## start STORED ROWS
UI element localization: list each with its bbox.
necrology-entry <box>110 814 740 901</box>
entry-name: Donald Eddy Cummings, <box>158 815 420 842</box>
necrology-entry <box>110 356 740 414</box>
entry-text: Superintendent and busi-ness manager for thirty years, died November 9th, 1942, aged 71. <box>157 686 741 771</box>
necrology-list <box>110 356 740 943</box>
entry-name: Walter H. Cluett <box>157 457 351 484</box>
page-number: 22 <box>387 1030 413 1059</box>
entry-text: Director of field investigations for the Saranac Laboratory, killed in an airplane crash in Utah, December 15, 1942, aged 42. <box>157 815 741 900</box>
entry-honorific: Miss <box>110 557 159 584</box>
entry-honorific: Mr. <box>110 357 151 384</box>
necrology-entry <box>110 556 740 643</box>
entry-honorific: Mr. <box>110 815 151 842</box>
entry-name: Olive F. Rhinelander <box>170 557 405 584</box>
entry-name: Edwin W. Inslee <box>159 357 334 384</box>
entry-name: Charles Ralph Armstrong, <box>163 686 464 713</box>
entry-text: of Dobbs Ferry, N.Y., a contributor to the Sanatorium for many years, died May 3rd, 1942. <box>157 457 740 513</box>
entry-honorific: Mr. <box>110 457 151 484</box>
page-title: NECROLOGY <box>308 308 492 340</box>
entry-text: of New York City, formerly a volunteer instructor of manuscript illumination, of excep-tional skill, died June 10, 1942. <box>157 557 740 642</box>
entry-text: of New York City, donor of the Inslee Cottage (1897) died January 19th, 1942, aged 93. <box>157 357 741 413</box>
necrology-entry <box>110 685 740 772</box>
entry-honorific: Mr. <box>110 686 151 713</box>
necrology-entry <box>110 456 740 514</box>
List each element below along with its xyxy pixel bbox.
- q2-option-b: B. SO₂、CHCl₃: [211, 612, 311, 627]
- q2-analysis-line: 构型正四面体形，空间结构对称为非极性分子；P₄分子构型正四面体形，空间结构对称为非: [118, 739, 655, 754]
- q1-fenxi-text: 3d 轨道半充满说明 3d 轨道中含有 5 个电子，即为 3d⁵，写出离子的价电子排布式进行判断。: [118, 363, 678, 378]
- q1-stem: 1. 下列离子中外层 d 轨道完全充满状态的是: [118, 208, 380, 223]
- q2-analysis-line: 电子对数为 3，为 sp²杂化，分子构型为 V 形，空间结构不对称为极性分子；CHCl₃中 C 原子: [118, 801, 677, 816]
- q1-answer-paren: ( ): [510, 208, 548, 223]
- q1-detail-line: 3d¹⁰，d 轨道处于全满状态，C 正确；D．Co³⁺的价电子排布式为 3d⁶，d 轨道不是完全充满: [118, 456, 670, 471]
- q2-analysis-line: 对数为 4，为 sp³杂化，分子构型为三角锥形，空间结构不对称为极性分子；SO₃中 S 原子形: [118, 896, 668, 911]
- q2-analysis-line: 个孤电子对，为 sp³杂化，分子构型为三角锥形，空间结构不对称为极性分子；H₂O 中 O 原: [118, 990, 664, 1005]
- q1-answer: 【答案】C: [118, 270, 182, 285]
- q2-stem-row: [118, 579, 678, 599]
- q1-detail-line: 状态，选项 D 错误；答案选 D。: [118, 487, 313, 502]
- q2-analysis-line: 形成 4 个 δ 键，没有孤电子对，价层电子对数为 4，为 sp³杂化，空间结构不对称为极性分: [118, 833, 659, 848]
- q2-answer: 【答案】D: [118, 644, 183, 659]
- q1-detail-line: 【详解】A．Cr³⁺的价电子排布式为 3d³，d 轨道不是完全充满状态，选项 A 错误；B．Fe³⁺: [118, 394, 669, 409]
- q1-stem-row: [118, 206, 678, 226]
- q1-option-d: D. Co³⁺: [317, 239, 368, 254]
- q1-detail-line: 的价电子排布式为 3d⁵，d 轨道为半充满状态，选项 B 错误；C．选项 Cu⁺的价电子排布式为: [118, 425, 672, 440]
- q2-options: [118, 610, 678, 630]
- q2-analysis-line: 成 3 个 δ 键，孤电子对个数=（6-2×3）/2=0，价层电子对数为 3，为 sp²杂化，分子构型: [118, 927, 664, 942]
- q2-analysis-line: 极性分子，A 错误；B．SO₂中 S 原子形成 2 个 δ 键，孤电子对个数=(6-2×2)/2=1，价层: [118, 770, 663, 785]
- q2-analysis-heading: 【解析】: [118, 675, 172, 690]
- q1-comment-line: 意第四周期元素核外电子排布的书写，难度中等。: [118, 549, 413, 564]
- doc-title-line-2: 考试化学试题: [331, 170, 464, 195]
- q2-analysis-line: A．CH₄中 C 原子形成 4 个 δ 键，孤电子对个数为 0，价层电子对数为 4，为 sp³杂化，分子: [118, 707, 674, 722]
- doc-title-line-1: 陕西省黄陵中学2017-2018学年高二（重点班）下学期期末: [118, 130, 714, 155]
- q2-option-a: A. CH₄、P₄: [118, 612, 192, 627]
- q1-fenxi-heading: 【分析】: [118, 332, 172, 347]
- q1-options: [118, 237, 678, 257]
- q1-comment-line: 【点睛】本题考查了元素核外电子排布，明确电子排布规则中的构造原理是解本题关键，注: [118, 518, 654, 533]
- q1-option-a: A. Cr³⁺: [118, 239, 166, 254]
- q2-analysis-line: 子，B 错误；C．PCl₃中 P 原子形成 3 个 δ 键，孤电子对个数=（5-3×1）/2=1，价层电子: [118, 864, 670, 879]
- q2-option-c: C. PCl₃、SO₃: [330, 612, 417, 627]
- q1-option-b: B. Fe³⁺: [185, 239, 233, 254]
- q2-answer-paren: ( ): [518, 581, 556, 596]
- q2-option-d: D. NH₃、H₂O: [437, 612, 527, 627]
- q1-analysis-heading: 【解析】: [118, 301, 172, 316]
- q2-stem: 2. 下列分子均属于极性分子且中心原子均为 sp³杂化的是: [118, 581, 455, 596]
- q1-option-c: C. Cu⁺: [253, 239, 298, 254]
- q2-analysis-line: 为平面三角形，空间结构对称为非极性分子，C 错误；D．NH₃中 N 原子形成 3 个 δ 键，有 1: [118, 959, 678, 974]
## end STORED ROWS
- _WHAT THE TASK REQUIRES_
Arrange every line above as a numbered list, leaving out any blank lines.

- _THE OUTPUT_
1. UI element localization: list each with its bbox.
2. necrology-entry <box>110 814 740 901</box>
3. entry-name: Donald Eddy Cummings, <box>158 815 420 842</box>
4. necrology-entry <box>110 356 740 414</box>
5. entry-text: Superintendent and busi-ness manager for thirty years, died November 9th, 1942, aged 71. <box>157 686 741 771</box>
6. necrology-list <box>110 356 740 943</box>
7. entry-name: Walter H. Cluett <box>157 457 351 484</box>
8. page-number: 22 <box>387 1030 413 1059</box>
9. entry-text: Director of field investigations for the Saranac Laboratory, killed in an airplane crash in Utah, December 15, 1942, aged 42. <box>157 815 741 900</box>
10. entry-honorific: Miss <box>110 557 159 584</box>
11. entry-honorific: Mr. <box>110 357 151 384</box>
12. necrology-entry <box>110 556 740 643</box>
13. entry-honorific: Mr. <box>110 815 151 842</box>
14. entry-name: Olive F. Rhinelander <box>170 557 405 584</box>
15. entry-name: Edwin W. Inslee <box>159 357 334 384</box>
16. entry-name: Charles Ralph Armstrong, <box>163 686 464 713</box>
17. entry-text: of Dobbs Ferry, N.Y., a contributor to the Sanatorium for many years, died May 3rd, 1942. <box>157 457 740 513</box>
18. entry-honorific: Mr. <box>110 457 151 484</box>
19. page-title: NECROLOGY <box>308 308 492 340</box>
20. entry-text: of New York City, formerly a volunteer instructor of manuscript illumination, of excep-tional skill, died June 10, 1942. <box>157 557 740 642</box>
21. entry-text: of New York City, donor of the Inslee Cottage (1897) died January 19th, 1942, aged 93. <box>157 357 741 413</box>
22. necrology-entry <box>110 685 740 772</box>
23. entry-honorific: Mr. <box>110 686 151 713</box>
24. necrology-entry <box>110 456 740 514</box>
25. List each element below along with its xyxy pixel bbox.
26. - q2-option-b: B. SO₂、CHCl₃: [211, 612, 311, 627]
27. - q2-analysis-line: 构型正四面体形，空间结构对称为非极性分子；P₄分子构型正四面体形，空间结构对称为非: [118, 739, 655, 754]
28. - q1-fenxi-text: 3d 轨道半充满说明 3d 轨道中含有 5 个电子，即为 3d⁵，写出离子的价电子排布式进行判断。: [118, 363, 678, 378]
29. - q1-stem: 1. 下列离子中外层 d 轨道完全充满状态的是: [118, 208, 380, 223]
30. - q2-analysis-line: 电子对数为 3，为 sp²杂化，分子构型为 V 形，空间结构不对称为极性分子；CHCl₃中 C 原子: [118, 801, 677, 816]
31. - q1-answer-paren: ( ): [510, 208, 548, 223]
32. - q1-detail-line: 3d¹⁰，d 轨道处于全满状态，C 正确；D．Co³⁺的价电子排布式为 3d⁶，d 轨道不是完全充满: [118, 456, 670, 471]
33. - q2-analysis-line: 对数为 4，为 sp³杂化，分子构型为三角锥形，空间结构不对称为极性分子；SO₃中 S 原子形: [118, 896, 668, 911]
34. - q2-analysis-line: 个孤电子对，为 sp³杂化，分子构型为三角锥形，空间结构不对称为极性分子；H₂O 中 O 原: [118, 990, 664, 1005]
35. - q1-answer: 【答案】C: [118, 270, 182, 285]
36. - q2-stem-row: [118, 579, 678, 599]
37. - q1-detail-line: 状态，选项 D 错误；答案选 D。: [118, 487, 313, 502]
38. - q2-analysis-line: 形成 4 个 δ 键，没有孤电子对，价层电子对数为 4，为 sp³杂化，空间结构不对称为极性分: [118, 833, 659, 848]
39. - q2-answer: 【答案】D: [118, 644, 183, 659]
40. - q1-detail-line: 【详解】A．Cr³⁺的价电子排布式为 3d³，d 轨道不是完全充满状态，选项 A 错误；B．Fe³⁺: [118, 394, 669, 409]
41. - q1-stem-row: [118, 206, 678, 226]
42. - q1-option-d: D. Co³⁺: [317, 239, 368, 254]
43. - q1-detail-line: 的价电子排布式为 3d⁵，d 轨道为半充满状态，选项 B 错误；C．选项 Cu⁺的价电子排布式为: [118, 425, 672, 440]
44. - q2-options: [118, 610, 678, 630]
45. - q2-analysis-line: 成 3 个 δ 键，孤电子对个数=（6-2×3）/2=0，价层电子对数为 3，为 sp²杂化，分子构型: [118, 927, 664, 942]
46. - q2-analysis-line: 极性分子，A 错误；B．SO₂中 S 原子形成 2 个 δ 键，孤电子对个数=(6-2×2)/2=1，价层: [118, 770, 663, 785]
47. - q2-analysis-heading: 【解析】: [118, 675, 172, 690]
48. - q1-comment-line: 意第四周期元素核外电子排布的书写，难度中等。: [118, 549, 413, 564]
49. - doc-title-line-2: 考试化学试题: [331, 170, 464, 195]
50. - q2-analysis-line: A．CH₄中 C 原子形成 4 个 δ 键，孤电子对个数为 0，价层电子对数为 4，为 sp³杂化，分子: [118, 707, 674, 722]
51. - doc-title-line-1: 陕西省黄陵中学2017-2018学年高二（重点班）下学期期末: [118, 130, 714, 155]
52. - q2-option-a: A. CH₄、P₄: [118, 612, 192, 627]
53. - q1-fenxi-heading: 【分析】: [118, 332, 172, 347]
54. - q1-options: [118, 237, 678, 257]
55. - q1-comment-line: 【点睛】本题考查了元素核外电子排布，明确电子排布规则中的构造原理是解本题关键，注: [118, 518, 654, 533]
56. - q1-option-a: A. Cr³⁺: [118, 239, 166, 254]
57. - q2-analysis-line: 子，B 错误；C．PCl₃中 P 原子形成 3 个 δ 键，孤电子对个数=（5-3×1）/2=1，价层电子: [118, 864, 670, 879]
58. - q2-option-c: C. PCl₃、SO₃: [330, 612, 417, 627]
59. - q1-option-b: B. Fe³⁺: [185, 239, 233, 254]
60. - q2-answer-paren: ( ): [518, 581, 556, 596]
61. - q2-option-d: D. NH₃、H₂O: [437, 612, 527, 627]
62. - q1-analysis-heading: 【解析】: [118, 301, 172, 316]
63. - q2-stem: 2. 下列分子均属于极性分子且中心原子均为 sp³杂化的是: [118, 581, 455, 596]
64. - q1-option-c: C. Cu⁺: [253, 239, 298, 254]
65. - q2-analysis-line: 为平面三角形，空间结构对称为非极性分子，C 错误；D．NH₃中 N 原子形成 3 个 δ 键，有 1: [118, 959, 678, 974]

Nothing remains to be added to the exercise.